■ Problem set:
1. In the Tomcat shutdown bug report, which JVM version is listed under the environment details?
2. Print the passage of the Tomcat shutdown bug report starting with "The shutdown process" and going on through "mailing list, instead.".

*** Document segment

Tomcat 9.0.14 shutdown.sh produces stack trace, non 0 exit code. startup.sh not releasing port 8005? Tomcat 9.0.13 and all previous versions start and stop normally. Dec 28, 2018 9:57:32 PM org.apache.catalina.startup.Catalina stopServer SEVERE: Error stopping Catalina java.net.ConnectException: Connection refused (Connection refused) at java.base/java.net.PlainSocketImpl.socketConnect(Native Method) at java.base/java.net.AbstractPlainSocketImpl.doConnect(AbstractPlainSocketImpl.java:399) at java.base/java.net.AbstractPlainSocketImpl.connectToAddress(AbstractPlainSocketImpl.java:242) at java.base/java.net.AbstractPlainSocketImpl.connect(AbstractPlainSocketImpl.java:224) at java.base/java.net.SocksSocketImpl.connect(SocksSocketImpl.java:403) at java.base/java.net.Socket.connect(Socket.java:591) at java.base/java.net.Socket.connect(Socket.java:540) at java.base/java.net.Socket.<init>(Socket.java:436) at java.base/java.net.Socket.<init>(Socket.java:213) at org.apache.catalina.startup.Catalina.stopServer(Catalina.java:513) at java.base/jdk.internal.reflect.NativeMethodAccessorImpl.invoke0(Native Method) at java.base/jdk.internal.reflect.NativeMethodAccessorImpl.invoke(NativeMethodAccessorImpl.java:62) at java.base/jdk.internal.reflect.DelegatingMethodAccessorImpl.invoke(DelegatingMethodAccessorImpl.java:43) at java.base/java.lang.reflect.Method.invoke(Method.java:566) at org.apache.catalina.startup.Bootstrap.stopServer(Bootstrap.java:403) at org.apache.catalina.startup.Bootstrap.main(Bootstrap.java:497) Environment: Server version name: Apache Tomcat/9.0.14 OS Name: Linux OS Version: 4.15.0-43-generic Architecture: amd64 JVM Version: 11.0.1+13 Tomcat Native library [1.2.19] using APR version [1.6.5] How to reproduce: Download and install Tomcat 9.0.14. Start it using startup.sh. Stop it using shutdown.sh. Stack trace observed on Linux and MacOS. There are no user webapps involved.
The shutdown process is unable to connect to a running Tomcat server over the expected port. This is likely to be a configuration issue. Bugzilla is not a support forum. Please post to the Tomcat users' mailing list, instead.

******
*** Given records

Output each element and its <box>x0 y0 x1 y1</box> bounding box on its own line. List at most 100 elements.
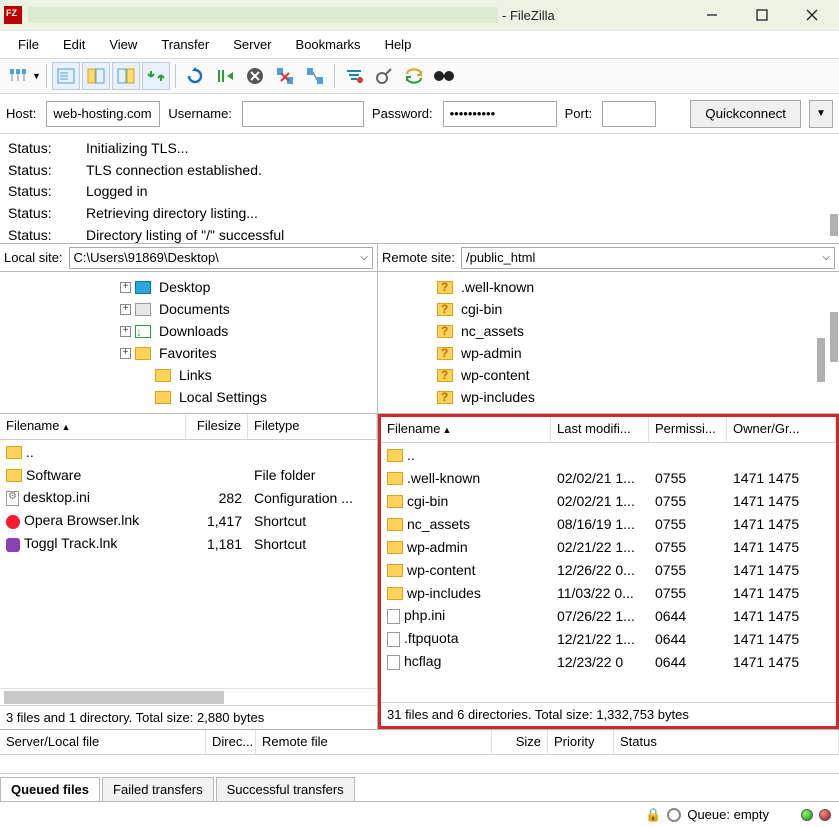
reconnect-icon[interactable] <box>301 62 329 90</box>
process-queue-icon[interactable] <box>211 62 239 90</box>
menu-bookmarks[interactable]: Bookmarks <box>284 33 373 56</box>
expander-icon[interactable]: + <box>120 326 131 337</box>
menu-server[interactable]: Server <box>221 33 283 56</box>
remote-site-combo[interactable]: /public_html⌵ <box>461 247 835 269</box>
search-icon[interactable] <box>430 62 458 90</box>
expander-icon[interactable]: + <box>120 304 131 315</box>
site-manager-dropdown[interactable]: ▼ <box>32 71 41 81</box>
tree-node[interactable]: wp-content <box>380 364 837 386</box>
tree-node[interactable]: + ↓Downloads <box>2 320 375 342</box>
toggle-remote-tree-icon[interactable] <box>112 62 140 90</box>
list-item[interactable]: .. <box>0 440 377 463</box>
remote-columns[interactable]: Filename▲ Last modifi... Permissi... Own… <box>381 417 836 443</box>
tree-node[interactable]: .well-known <box>380 276 837 298</box>
col-status[interactable]: Status <box>614 730 839 754</box>
tab-queued[interactable]: Queued files <box>0 777 100 801</box>
remote-tree[interactable]: .well-known cgi-binnc_assetswp-admin wp-co… <box>378 272 839 413</box>
filter-icon[interactable] <box>340 62 368 90</box>
local-site-combo[interactable]: C:\Users\91869\Desktop\⌵ <box>69 247 373 269</box>
close-button[interactable] <box>799 2 825 28</box>
scrollbar-thumb[interactable] <box>830 214 838 236</box>
tree-node[interactable]: Local Settings <box>2 386 375 408</box>
cancel-icon[interactable] <box>241 62 269 90</box>
refresh-icon[interactable] <box>181 62 209 90</box>
quickconnect-dropdown[interactable]: ▼ <box>809 100 833 128</box>
password-input[interactable] <box>443 101 557 127</box>
h-scrollbar[interactable] <box>0 688 377 705</box>
local-columns[interactable]: Filename▲ Filesize Filetype <box>0 414 377 440</box>
list-item[interactable]: Toggl Track.lnk1,181Shortcut <box>0 532 377 555</box>
toggle-log-icon[interactable] <box>52 62 80 90</box>
col-filename[interactable]: Filename <box>387 421 440 436</box>
username-input[interactable] <box>242 101 364 127</box>
tree-label: wp-content <box>461 367 529 383</box>
list-item[interactable]: SoftwareFile folder <box>0 463 377 486</box>
list-item[interactable]: desktop.ini282Configuration ... <box>0 486 377 509</box>
tree-node[interactable]: + Desktop <box>2 276 375 298</box>
chevron-down-icon: ⌵ <box>822 252 830 263</box>
log-pane[interactable]: Status:Initializing TLS... Status:TLS co… <box>0 134 839 244</box>
tree-node[interactable]: Links <box>2 364 375 386</box>
tree-node[interactable]: + Documents <box>2 298 375 320</box>
list-item[interactable]: .. <box>381 443 836 466</box>
disconnect-icon[interactable] <box>271 62 299 90</box>
menu-help[interactable]: Help <box>373 33 424 56</box>
compare-icon[interactable] <box>370 62 398 90</box>
menu-edit[interactable]: Edit <box>51 33 97 56</box>
col-priority[interactable]: Priority <box>548 730 614 754</box>
col-size[interactable]: Size <box>492 730 548 754</box>
port-input[interactable] <box>602 101 656 127</box>
list-item[interactable]: .well-known02/02/21 1...07551471 1475 <box>381 466 836 489</box>
tree-node[interactable]: nc_assets <box>380 320 837 342</box>
tab-failed[interactable]: Failed transfers <box>102 777 214 801</box>
col-filename[interactable]: Filename <box>6 418 59 433</box>
list-item[interactable]: cgi-bin02/02/21 1...07551471 1475 <box>381 489 836 512</box>
username-label: Username: <box>168 106 232 121</box>
expander-icon[interactable]: + <box>120 348 131 359</box>
toggle-local-tree-icon[interactable] <box>82 62 110 90</box>
list-item[interactable]: wp-includes11/03/22 0...07551471 1475 <box>381 581 836 604</box>
file-permissions: 0755 <box>649 492 727 510</box>
local-list[interactable]: ..SoftwareFile folderdesktop.ini282Confi… <box>0 440 377 564</box>
menu-view[interactable]: View <box>97 33 149 56</box>
list-item[interactable]: .ftpquota12/21/22 1...06441471 1475 <box>381 627 836 650</box>
menu-file[interactable]: File <box>6 33 51 56</box>
col-direction[interactable]: Direc... <box>206 730 256 754</box>
tab-successful[interactable]: Successful transfers <box>216 777 355 801</box>
list-item[interactable]: wp-admin02/21/22 1...07551471 1475 <box>381 535 836 558</box>
remote-list[interactable]: ...well-known02/02/21 1...07551471 1475c… <box>381 443 836 702</box>
tree-node[interactable]: + Favorites <box>2 342 375 364</box>
toggle-queue-icon[interactable] <box>142 62 170 90</box>
tree-node[interactable]: wp-admin <box>380 342 837 364</box>
host-input[interactable] <box>46 101 160 127</box>
transfer-columns[interactable]: Server/Local file Direc... Remote file S… <box>0 729 839 755</box>
col-remote-file[interactable]: Remote file <box>256 730 492 754</box>
lock-icon[interactable]: 🔒 <box>645 807 661 823</box>
scrollbar-thumb[interactable] <box>830 312 838 362</box>
file-permissions <box>649 454 727 456</box>
col-owner[interactable]: Owner/Gr... <box>727 417 836 442</box>
tree-node[interactable]: wp-includes <box>380 386 837 408</box>
col-server-local[interactable]: Server/Local file <box>0 730 206 754</box>
minimize-button[interactable] <box>699 2 725 28</box>
transfer-queue-body[interactable] <box>0 755 839 773</box>
list-item[interactable]: hcflag12/23/22 006441471 1475 <box>381 650 836 673</box>
list-item[interactable]: nc_assets08/16/19 1...07551471 1475 <box>381 512 836 535</box>
sync-browse-icon[interactable] <box>400 62 428 90</box>
col-modified[interactable]: Last modifi... <box>551 417 649 442</box>
col-filesize[interactable]: Filesize <box>186 414 248 439</box>
col-filetype[interactable]: Filetype <box>248 414 377 439</box>
maximize-button[interactable] <box>749 2 775 28</box>
list-item[interactable]: php.ini07/26/22 1...06441471 1475 <box>381 604 836 627</box>
status-circle-icon[interactable] <box>667 808 681 822</box>
tree-node[interactable]: cgi-bin <box>380 298 837 320</box>
quickconnect-button[interactable]: Quickconnect <box>690 100 801 128</box>
col-permissions[interactable]: Permissi... <box>649 417 727 442</box>
local-tree[interactable]: + Desktop+ Documents+ ↓Downloads+ Favori… <box>0 272 378 413</box>
site-manager-icon[interactable] <box>4 62 32 90</box>
menu-transfer[interactable]: Transfer <box>149 33 221 56</box>
list-item[interactable]: Opera Browser.lnk1,417Shortcut <box>0 509 377 532</box>
list-item[interactable]: wp-content12/26/22 0...07551471 1475 <box>381 558 836 581</box>
tree-label: .well-known <box>461 279 534 295</box>
expander-icon[interactable]: + <box>120 282 131 293</box>
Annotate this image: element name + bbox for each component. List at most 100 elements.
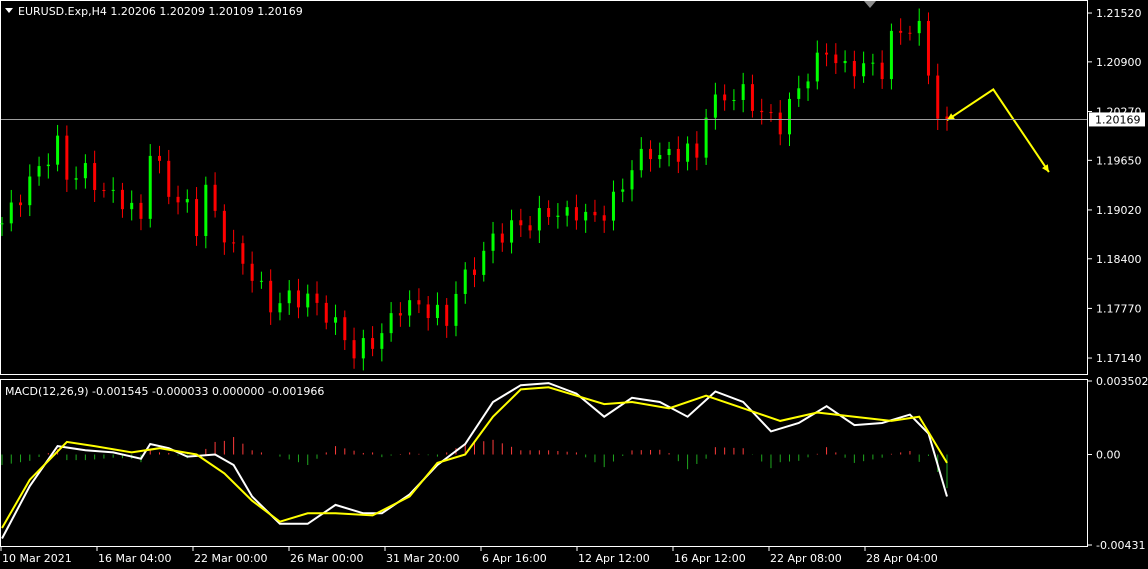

******

■ Answers provided:
1. 11.0.1+13

2.
The shutdown process is unable to connect to a running Tomcat server over the expected port. This is likely to be a configuration issue. Bugzilla is not a support forum. Please post to the Tomcat users' mailing list, instead.